_RECORDS TO USE_:
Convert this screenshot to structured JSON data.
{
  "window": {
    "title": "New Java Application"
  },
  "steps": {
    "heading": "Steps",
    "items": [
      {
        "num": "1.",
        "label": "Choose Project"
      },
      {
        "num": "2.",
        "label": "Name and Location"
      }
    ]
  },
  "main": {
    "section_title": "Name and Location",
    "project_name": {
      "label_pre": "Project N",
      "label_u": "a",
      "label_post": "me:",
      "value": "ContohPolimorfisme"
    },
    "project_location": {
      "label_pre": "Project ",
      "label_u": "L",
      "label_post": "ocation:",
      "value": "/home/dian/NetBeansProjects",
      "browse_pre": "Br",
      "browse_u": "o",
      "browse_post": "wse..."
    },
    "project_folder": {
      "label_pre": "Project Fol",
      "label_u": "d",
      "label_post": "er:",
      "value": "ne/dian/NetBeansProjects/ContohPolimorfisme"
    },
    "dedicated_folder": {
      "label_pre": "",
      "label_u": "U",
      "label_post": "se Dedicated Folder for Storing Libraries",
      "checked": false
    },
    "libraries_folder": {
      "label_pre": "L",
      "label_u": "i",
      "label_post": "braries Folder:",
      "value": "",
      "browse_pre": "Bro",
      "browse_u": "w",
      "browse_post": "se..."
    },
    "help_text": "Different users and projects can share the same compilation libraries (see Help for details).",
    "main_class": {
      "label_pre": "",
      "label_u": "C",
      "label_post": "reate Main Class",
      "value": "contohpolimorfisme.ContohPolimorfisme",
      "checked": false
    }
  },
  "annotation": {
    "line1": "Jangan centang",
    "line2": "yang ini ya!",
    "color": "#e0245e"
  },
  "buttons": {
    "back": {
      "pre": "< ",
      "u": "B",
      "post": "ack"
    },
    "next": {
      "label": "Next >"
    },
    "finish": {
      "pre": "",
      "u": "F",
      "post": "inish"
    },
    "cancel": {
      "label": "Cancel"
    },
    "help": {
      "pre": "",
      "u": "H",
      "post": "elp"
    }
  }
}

_WHAT YOU NEED TO DO_: Your task is to output all of the data above word for word.

_COMPLETE RESPONSE_:
Convert this screenshot to structured JSON data.
{
  "window": {
    "title": "New Java Application"
  },
  "steps": {
    "heading": "Steps",
    "items": [
      {
        "num": "1.",
        "label": "Choose Project"
      },
      {
        "num": "2.",
        "label": "Name and Location"
      }
    ]
  },
  "main": {
    "section_title": "Name and Location",
    "project_name": {
      "label_pre": "Project N",
      "label_u": "a",
      "label_post": "me:",
      "value": "ContohPolimorfisme"
    },
    "project_location": {
      "label_pre": "Project ",
      "label_u": "L",
      "label_post": "ocation:",
      "value": "/home/dian/NetBeansProjects",
      "browse_pre": "Br",
      "browse_u": "o",
      "browse_post": "wse..."
    },
    "project_folder": {
      "label_pre": "Project Fol",
      "label_u": "d",
      "label_post": "er:",
      "value": "ne/dian/NetBeansProjects/ContohPolimorfisme"
    },
    "dedicated_folder": {
      "label_pre": "",
      "label_u": "U",
      "label_post": "se Dedicated Folder for Storing Libraries",
      "checked": false
    },
    "libraries_folder": {
      "label_pre": "L",
      "label_u": "i",
      "label_post": "braries Folder:",
      "value": "",
      "browse_pre": "Bro",
      "browse_u": "w",
      "browse_post": "se..."
    },
    "help_text": "Different users and projects can share the same compilation libraries (see Help for details).",
    "main_class": {
      "label_pre": "",
      "label_u": "C",
      "label_post": "reate Main Class",
      "value": "contohpolimorfisme.ContohPolimorfisme",
      "checked": false
    }
  },
  "annotation": {
    "line1": "Jangan centang",
    "line2": "yang ini ya!",
    "color": "#e0245e"
  },
  "buttons": {
    "back": {
      "pre": "< ",
      "u": "B",
      "post": "ack"
    },
    "next": {
      "label": "Next >"
    },
    "finish": {
      "pre": "",
      "u": "F",
      "post": "inish"
    },
    "cancel": {
      "label": "Cancel"
    },
    "help": {
      "pre": "",
      "u": "H",
      "post": "elp"
    }
  }
}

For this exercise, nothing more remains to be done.